---------- MATERIAL FOR THIS TASK

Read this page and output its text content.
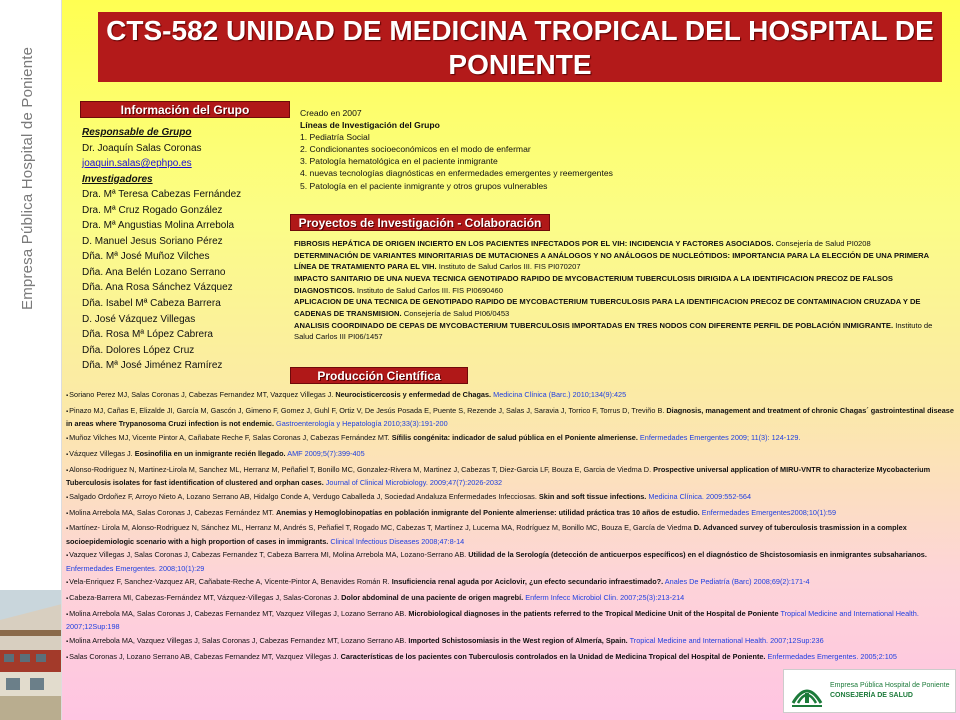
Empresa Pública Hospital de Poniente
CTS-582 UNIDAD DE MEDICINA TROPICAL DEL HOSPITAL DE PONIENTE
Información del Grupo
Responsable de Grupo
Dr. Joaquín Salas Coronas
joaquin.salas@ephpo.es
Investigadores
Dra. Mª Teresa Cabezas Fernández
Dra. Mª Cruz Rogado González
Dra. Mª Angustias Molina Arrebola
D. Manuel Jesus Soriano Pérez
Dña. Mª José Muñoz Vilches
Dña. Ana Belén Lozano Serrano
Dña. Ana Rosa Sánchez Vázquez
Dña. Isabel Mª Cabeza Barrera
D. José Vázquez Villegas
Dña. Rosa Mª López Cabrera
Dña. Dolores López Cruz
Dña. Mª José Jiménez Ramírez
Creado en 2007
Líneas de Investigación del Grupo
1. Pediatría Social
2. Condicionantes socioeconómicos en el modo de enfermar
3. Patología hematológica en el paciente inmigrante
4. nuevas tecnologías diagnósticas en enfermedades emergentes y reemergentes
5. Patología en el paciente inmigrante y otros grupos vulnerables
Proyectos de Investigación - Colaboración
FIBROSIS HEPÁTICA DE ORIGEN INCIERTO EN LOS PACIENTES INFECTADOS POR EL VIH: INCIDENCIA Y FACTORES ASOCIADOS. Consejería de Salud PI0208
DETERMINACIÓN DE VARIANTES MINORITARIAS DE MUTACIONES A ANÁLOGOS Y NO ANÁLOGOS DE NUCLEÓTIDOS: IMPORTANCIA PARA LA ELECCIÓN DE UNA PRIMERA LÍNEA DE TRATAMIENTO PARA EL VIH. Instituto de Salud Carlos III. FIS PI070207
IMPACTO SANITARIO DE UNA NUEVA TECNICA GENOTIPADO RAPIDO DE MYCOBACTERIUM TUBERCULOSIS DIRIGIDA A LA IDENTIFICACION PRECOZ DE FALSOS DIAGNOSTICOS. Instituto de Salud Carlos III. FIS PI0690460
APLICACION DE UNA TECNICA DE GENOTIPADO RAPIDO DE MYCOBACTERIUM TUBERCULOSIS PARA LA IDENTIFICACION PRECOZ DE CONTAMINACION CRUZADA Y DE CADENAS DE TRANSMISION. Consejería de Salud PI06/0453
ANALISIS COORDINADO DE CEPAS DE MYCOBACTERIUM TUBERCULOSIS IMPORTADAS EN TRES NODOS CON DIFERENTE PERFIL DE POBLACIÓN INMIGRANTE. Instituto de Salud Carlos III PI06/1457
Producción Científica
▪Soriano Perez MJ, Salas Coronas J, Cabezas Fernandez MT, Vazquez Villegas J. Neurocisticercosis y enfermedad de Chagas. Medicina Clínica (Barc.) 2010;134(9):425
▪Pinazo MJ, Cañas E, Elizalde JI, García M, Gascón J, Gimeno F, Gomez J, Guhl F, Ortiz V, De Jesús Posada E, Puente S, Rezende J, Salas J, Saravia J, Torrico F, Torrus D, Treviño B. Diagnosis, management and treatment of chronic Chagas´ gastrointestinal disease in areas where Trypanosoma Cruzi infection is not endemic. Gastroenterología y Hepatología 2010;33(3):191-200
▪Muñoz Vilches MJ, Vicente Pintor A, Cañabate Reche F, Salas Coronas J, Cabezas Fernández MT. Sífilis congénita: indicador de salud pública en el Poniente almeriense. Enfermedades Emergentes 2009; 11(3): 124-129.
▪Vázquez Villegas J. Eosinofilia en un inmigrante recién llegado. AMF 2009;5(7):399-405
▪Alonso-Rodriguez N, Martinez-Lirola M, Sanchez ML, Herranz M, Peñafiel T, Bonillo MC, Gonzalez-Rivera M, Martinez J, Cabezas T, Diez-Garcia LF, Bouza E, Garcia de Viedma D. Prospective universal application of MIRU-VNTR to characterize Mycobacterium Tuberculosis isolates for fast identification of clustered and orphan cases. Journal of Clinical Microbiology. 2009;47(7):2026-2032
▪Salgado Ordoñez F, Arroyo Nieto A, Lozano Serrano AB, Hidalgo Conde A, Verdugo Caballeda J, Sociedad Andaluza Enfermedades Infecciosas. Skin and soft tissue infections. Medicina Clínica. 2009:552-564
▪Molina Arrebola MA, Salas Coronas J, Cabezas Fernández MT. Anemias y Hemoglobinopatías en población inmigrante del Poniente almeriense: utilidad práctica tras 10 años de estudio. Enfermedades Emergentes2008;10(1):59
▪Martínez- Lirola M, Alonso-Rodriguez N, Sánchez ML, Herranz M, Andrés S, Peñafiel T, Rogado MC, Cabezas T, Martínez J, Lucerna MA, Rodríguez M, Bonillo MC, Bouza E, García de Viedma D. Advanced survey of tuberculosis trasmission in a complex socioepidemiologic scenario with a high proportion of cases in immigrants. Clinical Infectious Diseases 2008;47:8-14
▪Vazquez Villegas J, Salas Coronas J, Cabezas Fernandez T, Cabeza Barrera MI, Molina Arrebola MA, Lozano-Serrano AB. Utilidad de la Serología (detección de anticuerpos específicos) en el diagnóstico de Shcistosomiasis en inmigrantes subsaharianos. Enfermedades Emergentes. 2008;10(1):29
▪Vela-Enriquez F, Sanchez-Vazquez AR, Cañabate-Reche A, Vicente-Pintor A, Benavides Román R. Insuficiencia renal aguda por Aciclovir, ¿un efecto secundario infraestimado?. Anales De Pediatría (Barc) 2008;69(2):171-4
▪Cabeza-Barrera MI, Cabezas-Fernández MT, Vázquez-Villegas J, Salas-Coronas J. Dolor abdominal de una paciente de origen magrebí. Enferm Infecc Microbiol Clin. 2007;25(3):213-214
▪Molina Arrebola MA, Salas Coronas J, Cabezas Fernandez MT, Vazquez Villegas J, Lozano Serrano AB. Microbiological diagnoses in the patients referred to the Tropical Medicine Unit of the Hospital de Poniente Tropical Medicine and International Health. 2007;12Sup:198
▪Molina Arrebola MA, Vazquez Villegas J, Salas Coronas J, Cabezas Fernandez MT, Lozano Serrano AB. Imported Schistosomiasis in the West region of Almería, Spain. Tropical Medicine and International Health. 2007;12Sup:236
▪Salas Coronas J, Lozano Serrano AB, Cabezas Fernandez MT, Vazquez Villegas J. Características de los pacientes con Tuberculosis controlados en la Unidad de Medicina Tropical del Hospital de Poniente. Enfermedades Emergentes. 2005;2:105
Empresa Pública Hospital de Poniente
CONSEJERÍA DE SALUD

--------------------

The output should consist of every entry above, printed exactly, with the images removed.

RESPONSE FOR THIS EXERCISE:
Read this page and output its text content.
Empresa Pública Hospital de Poniente
CTS-582 UNIDAD DE MEDICINA TROPICAL DEL HOSPITAL DE PONIENTE
Información del Grupo
Responsable de Grupo
Dr. Joaquín Salas Coronas
joaquin.salas@ephpo.es
Investigadores
Dra. Mª Teresa Cabezas Fernández
Dra. Mª Cruz Rogado González
Dra. Mª Angustias Molina Arrebola
D. Manuel Jesus Soriano Pérez
Dña. Mª José Muñoz Vilches
Dña. Ana Belén Lozano Serrano
Dña. Ana Rosa Sánchez Vázquez
Dña. Isabel Mª Cabeza Barrera
D. José Vázquez Villegas
Dña. Rosa Mª López Cabrera
Dña. Dolores López Cruz
Dña. Mª José Jiménez Ramírez
Creado en 2007
Líneas de Investigación del Grupo
1. Pediatría Social
2. Condicionantes socioeconómicos en el modo de enfermar
3. Patología hematológica en el paciente inmigrante
4. nuevas tecnologías diagnósticas en enfermedades emergentes y reemergentes
5. Patología en el paciente inmigrante y otros grupos vulnerables
Proyectos de Investigación - Colaboración
FIBROSIS HEPÁTICA DE ORIGEN INCIERTO EN LOS PACIENTES INFECTADOS POR EL VIH: INCIDENCIA Y FACTORES ASOCIADOS. Consejería de Salud PI0208
DETERMINACIÓN DE VARIANTES MINORITARIAS DE MUTACIONES A ANÁLOGOS Y NO ANÁLOGOS DE NUCLEÓTIDOS: IMPORTANCIA PARA LA ELECCIÓN DE UNA PRIMERA LÍNEA DE TRATAMIENTO PARA EL VIH. Instituto de Salud Carlos III. FIS PI070207
IMPACTO SANITARIO DE UNA NUEVA TECNICA GENOTIPADO RAPIDO DE MYCOBACTERIUM TUBERCULOSIS DIRIGIDA A LA IDENTIFICACION PRECOZ DE FALSOS DIAGNOSTICOS. Instituto de Salud Carlos III. FIS PI0690460
APLICACION DE UNA TECNICA DE GENOTIPADO RAPIDO DE MYCOBACTERIUM TUBERCULOSIS PARA LA IDENTIFICACION PRECOZ DE CONTAMINACION CRUZADA Y DE CADENAS DE TRANSMISION. Consejería de Salud PI06/0453
ANALISIS COORDINADO DE CEPAS DE MYCOBACTERIUM TUBERCULOSIS IMPORTADAS EN TRES NODOS CON DIFERENTE PERFIL DE POBLACIÓN INMIGRANTE. Instituto de Salud Carlos III PI06/1457
Producción Científica
▪Soriano Perez MJ, Salas Coronas J, Cabezas Fernandez MT, Vazquez Villegas J. Neurocisticercosis y enfermedad de Chagas. Medicina Clínica (Barc.) 2010;134(9):425
▪Pinazo MJ, Cañas E, Elizalde JI, García M, Gascón J, Gimeno F, Gomez J, Guhl F, Ortiz V, De Jesús Posada E, Puente S, Rezende J, Salas J, Saravia J, Torrico F, Torrus D, Treviño B. Diagnosis, management and treatment of chronic Chagas´ gastrointestinal disease in areas where Trypanosoma Cruzi infection is not endemic. Gastroenterología y Hepatología 2010;33(3):191-200
▪Muñoz Vilches MJ, Vicente Pintor A, Cañabate Reche F, Salas Coronas J, Cabezas Fernández MT. Sífilis congénita: indicador de salud pública en el Poniente almeriense. Enfermedades Emergentes 2009; 11(3): 124-129.
▪Vázquez Villegas J. Eosinofilia en un inmigrante recién llegado. AMF 2009;5(7):399-405
▪Alonso-Rodriguez N, Martinez-Lirola M, Sanchez ML, Herranz M, Peñafiel T, Bonillo MC, Gonzalez-Rivera M, Martinez J, Cabezas T, Diez-Garcia LF, Bouza E, Garcia de Viedma D. Prospective universal application of MIRU-VNTR to characterize Mycobacterium Tuberculosis isolates for fast identification of clustered and orphan cases. Journal of Clinical Microbiology. 2009;47(7):2026-2032
▪Salgado Ordoñez F, Arroyo Nieto A, Lozano Serrano AB, Hidalgo Conde A, Verdugo Caballeda J, Sociedad Andaluza Enfermedades Infecciosas. Skin and soft tissue infections. Medicina Clínica. 2009:552-564
▪Molina Arrebola MA, Salas Coronas J, Cabezas Fernández MT. Anemias y Hemoglobinopatías en población inmigrante del Poniente almeriense: utilidad práctica tras 10 años de estudio. Enfermedades Emergentes2008;10(1):59
▪Martínez- Lirola M, Alonso-Rodriguez N, Sánchez ML, Herranz M, Andrés S, Peñafiel T, Rogado MC, Cabezas T, Martínez J, Lucerna MA, Rodríguez M, Bonillo MC, Bouza E, García de Viedma D. Advanced survey of tuberculosis trasmission in a complex socioepidemiologic scenario with a high proportion of cases in immigrants. Clinical Infectious Diseases 2008;47:8-14
▪Vazquez Villegas J, Salas Coronas J, Cabezas Fernandez T, Cabeza Barrera MI, Molina Arrebola MA, Lozano-Serrano AB. Utilidad de la Serología (detección de anticuerpos específicos) en el diagnóstico de Shcistosomiasis en inmigrantes subsaharianos. Enfermedades Emergentes. 2008;10(1):29
▪Vela-Enriquez F, Sanchez-Vazquez AR, Cañabate-Reche A, Vicente-Pintor A, Benavides Román R. Insuficiencia renal aguda por Aciclovir, ¿un efecto secundario infraestimado?. Anales De Pediatría (Barc) 2008;69(2):171-4
▪Cabeza-Barrera MI, Cabezas-Fernández MT, Vázquez-Villegas J, Salas-Coronas J. Dolor abdominal de una paciente de origen magrebí. Enferm Infecc Microbiol Clin. 2007;25(3):213-214
▪Molina Arrebola MA, Salas Coronas J, Cabezas Fernandez MT, Vazquez Villegas J, Lozano Serrano AB. Microbiological diagnoses in the patients referred to the Tropical Medicine Unit of the Hospital de Poniente Tropical Medicine and International Health. 2007;12Sup:198
▪Molina Arrebola MA, Vazquez Villegas J, Salas Coronas J, Cabezas Fernandez MT, Lozano Serrano AB. Imported Schistosomiasis in the West region of Almería, Spain. Tropical Medicine and International Health. 2007;12Sup:236
▪Salas Coronas J, Lozano Serrano AB, Cabezas Fernandez MT, Vazquez Villegas J. Características de los pacientes con Tuberculosis controlados en la Unidad de Medicina Tropical del Hospital de Poniente. Enfermedades Emergentes. 2005;2:105
Empresa Pública Hospital de Poniente
CONSEJERÍA DE SALUD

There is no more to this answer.